== Listed records ==

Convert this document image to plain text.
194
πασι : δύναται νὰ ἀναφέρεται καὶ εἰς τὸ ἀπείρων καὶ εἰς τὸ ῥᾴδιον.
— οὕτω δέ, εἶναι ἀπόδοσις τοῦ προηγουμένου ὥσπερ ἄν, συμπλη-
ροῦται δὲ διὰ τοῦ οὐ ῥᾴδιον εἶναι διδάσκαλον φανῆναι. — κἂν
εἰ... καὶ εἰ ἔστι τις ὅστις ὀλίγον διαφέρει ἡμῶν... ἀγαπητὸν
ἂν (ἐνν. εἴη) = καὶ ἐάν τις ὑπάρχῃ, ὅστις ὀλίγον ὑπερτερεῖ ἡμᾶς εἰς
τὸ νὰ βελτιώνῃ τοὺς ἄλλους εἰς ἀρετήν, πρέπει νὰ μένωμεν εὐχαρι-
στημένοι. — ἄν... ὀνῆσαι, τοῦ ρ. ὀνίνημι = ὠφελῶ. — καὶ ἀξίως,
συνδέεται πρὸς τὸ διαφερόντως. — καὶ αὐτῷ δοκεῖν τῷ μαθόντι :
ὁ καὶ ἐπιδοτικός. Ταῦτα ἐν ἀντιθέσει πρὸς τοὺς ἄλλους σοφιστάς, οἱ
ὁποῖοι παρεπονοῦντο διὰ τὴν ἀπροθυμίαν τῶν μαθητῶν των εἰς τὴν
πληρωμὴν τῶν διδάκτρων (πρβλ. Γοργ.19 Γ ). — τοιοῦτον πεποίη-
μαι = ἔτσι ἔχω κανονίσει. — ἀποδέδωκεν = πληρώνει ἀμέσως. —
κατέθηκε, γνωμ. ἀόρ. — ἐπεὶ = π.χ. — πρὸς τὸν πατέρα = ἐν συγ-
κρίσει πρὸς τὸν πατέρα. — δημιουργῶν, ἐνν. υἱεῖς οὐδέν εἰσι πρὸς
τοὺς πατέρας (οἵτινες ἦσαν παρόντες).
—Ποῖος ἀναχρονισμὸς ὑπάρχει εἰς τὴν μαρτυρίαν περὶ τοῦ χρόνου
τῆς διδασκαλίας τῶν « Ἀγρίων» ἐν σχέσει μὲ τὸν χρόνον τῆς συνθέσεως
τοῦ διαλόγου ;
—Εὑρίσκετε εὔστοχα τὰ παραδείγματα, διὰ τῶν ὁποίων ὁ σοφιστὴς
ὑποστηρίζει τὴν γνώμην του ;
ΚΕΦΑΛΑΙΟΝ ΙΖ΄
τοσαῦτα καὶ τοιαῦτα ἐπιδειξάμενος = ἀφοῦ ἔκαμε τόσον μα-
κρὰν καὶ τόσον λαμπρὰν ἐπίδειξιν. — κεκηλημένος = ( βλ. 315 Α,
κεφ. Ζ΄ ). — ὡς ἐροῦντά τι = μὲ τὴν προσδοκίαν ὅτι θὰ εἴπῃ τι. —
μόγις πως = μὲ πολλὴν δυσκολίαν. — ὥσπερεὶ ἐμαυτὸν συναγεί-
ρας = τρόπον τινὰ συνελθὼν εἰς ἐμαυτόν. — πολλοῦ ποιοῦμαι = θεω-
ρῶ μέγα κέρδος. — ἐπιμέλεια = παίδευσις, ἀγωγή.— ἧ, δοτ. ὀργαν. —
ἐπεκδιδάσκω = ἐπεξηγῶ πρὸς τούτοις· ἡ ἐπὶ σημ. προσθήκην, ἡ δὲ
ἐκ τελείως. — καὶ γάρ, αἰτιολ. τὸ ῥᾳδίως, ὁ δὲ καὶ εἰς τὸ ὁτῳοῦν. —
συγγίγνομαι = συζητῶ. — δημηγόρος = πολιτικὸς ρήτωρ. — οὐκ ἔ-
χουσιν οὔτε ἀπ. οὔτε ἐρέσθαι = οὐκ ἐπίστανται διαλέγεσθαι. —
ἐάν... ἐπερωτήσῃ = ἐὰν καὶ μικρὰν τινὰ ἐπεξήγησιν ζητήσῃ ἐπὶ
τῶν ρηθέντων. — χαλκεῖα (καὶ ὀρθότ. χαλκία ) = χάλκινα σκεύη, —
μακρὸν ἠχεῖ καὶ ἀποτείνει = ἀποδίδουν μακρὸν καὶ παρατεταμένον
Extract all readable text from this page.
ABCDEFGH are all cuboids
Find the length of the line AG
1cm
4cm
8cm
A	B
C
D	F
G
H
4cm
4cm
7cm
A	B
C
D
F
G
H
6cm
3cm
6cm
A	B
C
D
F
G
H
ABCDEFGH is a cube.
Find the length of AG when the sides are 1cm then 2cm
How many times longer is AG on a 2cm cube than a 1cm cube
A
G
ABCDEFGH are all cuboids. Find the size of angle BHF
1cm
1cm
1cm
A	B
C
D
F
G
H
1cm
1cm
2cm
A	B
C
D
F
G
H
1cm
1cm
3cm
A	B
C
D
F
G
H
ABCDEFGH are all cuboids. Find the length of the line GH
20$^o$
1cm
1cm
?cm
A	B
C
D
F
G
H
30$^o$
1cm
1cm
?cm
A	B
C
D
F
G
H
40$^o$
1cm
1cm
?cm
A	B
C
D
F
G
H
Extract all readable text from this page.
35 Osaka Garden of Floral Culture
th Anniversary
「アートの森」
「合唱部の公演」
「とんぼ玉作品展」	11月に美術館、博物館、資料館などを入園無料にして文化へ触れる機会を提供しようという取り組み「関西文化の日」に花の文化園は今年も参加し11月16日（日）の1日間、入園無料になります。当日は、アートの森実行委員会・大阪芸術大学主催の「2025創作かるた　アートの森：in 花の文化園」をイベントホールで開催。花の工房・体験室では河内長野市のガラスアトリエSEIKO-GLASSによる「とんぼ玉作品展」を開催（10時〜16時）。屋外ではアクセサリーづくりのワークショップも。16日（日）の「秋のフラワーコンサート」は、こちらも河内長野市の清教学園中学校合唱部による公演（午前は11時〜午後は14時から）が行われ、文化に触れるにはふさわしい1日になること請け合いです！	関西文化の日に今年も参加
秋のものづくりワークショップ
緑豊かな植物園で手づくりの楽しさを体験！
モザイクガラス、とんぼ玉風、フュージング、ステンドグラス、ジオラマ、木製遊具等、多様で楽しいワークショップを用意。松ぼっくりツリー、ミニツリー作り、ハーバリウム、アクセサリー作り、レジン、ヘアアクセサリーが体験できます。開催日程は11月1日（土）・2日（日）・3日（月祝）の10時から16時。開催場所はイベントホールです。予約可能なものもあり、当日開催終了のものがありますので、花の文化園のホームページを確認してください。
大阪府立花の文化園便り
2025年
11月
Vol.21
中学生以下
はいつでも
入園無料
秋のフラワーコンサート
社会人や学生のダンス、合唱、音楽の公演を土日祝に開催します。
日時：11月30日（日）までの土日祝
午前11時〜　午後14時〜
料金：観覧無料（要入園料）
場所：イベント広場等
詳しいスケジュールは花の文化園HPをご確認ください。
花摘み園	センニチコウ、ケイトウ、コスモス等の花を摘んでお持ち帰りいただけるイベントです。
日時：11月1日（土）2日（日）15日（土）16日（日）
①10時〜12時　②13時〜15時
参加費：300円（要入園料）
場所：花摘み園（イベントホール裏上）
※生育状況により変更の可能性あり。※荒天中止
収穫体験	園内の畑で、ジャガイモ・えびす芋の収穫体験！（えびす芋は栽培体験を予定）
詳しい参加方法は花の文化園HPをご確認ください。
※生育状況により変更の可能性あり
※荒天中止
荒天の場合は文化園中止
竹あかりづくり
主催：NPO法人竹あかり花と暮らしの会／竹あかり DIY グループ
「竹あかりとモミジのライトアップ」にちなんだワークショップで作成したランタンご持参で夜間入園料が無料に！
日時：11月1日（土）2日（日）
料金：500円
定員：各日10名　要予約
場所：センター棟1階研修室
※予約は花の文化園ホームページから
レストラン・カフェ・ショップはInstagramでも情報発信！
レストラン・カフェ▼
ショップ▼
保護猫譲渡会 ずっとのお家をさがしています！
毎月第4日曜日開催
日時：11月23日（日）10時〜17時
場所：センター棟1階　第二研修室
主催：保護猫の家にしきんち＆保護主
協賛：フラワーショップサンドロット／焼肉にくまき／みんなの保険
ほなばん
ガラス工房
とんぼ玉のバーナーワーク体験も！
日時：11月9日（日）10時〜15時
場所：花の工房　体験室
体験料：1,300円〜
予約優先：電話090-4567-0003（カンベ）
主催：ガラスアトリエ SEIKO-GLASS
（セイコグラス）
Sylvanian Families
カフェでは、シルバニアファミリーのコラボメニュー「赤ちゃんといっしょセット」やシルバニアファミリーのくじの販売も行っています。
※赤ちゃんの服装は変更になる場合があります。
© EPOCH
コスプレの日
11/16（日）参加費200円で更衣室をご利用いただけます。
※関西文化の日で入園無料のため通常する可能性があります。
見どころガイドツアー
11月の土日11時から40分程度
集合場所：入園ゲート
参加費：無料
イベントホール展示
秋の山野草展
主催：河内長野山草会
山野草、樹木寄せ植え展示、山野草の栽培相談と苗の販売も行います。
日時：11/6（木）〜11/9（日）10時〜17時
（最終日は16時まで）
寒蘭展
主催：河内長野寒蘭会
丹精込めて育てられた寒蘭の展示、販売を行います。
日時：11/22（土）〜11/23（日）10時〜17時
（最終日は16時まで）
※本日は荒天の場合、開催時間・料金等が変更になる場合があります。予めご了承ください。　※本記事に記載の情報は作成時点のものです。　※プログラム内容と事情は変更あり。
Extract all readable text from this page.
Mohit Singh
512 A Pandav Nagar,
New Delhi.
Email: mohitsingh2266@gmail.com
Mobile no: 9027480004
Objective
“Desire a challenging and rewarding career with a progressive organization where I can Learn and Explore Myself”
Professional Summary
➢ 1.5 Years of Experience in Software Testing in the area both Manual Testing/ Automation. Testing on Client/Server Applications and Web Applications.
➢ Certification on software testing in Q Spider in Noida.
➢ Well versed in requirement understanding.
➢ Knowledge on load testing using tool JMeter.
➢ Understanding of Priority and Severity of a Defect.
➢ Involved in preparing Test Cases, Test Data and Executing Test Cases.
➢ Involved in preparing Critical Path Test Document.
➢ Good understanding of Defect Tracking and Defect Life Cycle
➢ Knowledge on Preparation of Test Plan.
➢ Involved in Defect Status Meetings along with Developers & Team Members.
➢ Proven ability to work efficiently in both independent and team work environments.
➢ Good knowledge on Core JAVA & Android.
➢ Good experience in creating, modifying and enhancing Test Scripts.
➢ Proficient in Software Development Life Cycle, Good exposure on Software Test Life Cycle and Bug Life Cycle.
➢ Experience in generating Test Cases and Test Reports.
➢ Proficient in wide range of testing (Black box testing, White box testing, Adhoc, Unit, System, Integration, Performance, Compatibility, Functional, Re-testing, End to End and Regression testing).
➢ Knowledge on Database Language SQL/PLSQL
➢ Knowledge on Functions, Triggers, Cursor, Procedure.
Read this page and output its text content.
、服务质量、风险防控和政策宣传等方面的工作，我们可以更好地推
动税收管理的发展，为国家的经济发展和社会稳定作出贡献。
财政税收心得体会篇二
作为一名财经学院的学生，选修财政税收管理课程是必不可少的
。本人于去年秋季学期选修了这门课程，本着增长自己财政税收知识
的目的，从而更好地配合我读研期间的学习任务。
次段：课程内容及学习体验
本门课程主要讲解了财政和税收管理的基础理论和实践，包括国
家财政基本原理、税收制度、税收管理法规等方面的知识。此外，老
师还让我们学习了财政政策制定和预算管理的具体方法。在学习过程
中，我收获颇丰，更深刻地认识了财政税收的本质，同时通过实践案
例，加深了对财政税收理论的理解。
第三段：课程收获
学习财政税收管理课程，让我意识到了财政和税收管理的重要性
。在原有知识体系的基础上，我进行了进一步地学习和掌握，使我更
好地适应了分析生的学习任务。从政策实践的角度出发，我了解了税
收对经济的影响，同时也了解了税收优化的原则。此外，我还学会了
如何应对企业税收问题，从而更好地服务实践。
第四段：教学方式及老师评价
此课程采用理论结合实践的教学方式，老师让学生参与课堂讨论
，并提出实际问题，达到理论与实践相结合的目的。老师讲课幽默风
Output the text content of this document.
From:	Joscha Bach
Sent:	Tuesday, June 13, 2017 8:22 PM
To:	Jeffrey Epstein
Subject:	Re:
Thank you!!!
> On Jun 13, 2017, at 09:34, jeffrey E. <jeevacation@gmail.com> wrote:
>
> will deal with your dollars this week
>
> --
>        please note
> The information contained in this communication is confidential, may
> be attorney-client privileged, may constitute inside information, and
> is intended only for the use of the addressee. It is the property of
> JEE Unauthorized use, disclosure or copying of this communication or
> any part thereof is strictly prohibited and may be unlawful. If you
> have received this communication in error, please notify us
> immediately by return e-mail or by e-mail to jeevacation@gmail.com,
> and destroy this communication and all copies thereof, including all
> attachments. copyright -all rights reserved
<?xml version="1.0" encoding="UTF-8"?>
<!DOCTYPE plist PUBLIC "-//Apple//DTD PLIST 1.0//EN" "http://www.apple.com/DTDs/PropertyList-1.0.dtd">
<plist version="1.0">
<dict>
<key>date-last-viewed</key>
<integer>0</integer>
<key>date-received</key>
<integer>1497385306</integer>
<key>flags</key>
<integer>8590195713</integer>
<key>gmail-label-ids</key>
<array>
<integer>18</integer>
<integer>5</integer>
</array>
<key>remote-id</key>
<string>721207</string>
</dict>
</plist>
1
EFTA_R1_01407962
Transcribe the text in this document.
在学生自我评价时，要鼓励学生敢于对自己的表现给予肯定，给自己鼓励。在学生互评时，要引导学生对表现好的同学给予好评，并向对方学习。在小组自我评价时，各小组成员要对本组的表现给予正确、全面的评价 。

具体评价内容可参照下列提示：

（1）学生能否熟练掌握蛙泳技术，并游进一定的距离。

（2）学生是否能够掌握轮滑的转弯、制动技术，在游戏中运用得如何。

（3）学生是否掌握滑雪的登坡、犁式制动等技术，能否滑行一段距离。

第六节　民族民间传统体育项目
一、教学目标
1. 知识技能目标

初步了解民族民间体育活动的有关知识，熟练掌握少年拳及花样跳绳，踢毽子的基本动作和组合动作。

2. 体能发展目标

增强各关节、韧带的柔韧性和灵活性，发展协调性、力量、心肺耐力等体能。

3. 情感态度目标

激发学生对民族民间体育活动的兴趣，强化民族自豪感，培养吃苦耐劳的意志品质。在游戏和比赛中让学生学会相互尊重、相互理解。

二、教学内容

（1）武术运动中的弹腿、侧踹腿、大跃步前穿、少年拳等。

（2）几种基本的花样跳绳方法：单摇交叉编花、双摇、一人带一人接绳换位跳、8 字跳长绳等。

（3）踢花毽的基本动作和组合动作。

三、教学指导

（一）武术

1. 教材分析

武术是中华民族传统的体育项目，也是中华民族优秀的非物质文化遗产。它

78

===

Where a line above contains the string "レストラン", copy that line.

レストラン・カフェ・ショップはInstagramでも情報発信！
レストラン・カフェ▼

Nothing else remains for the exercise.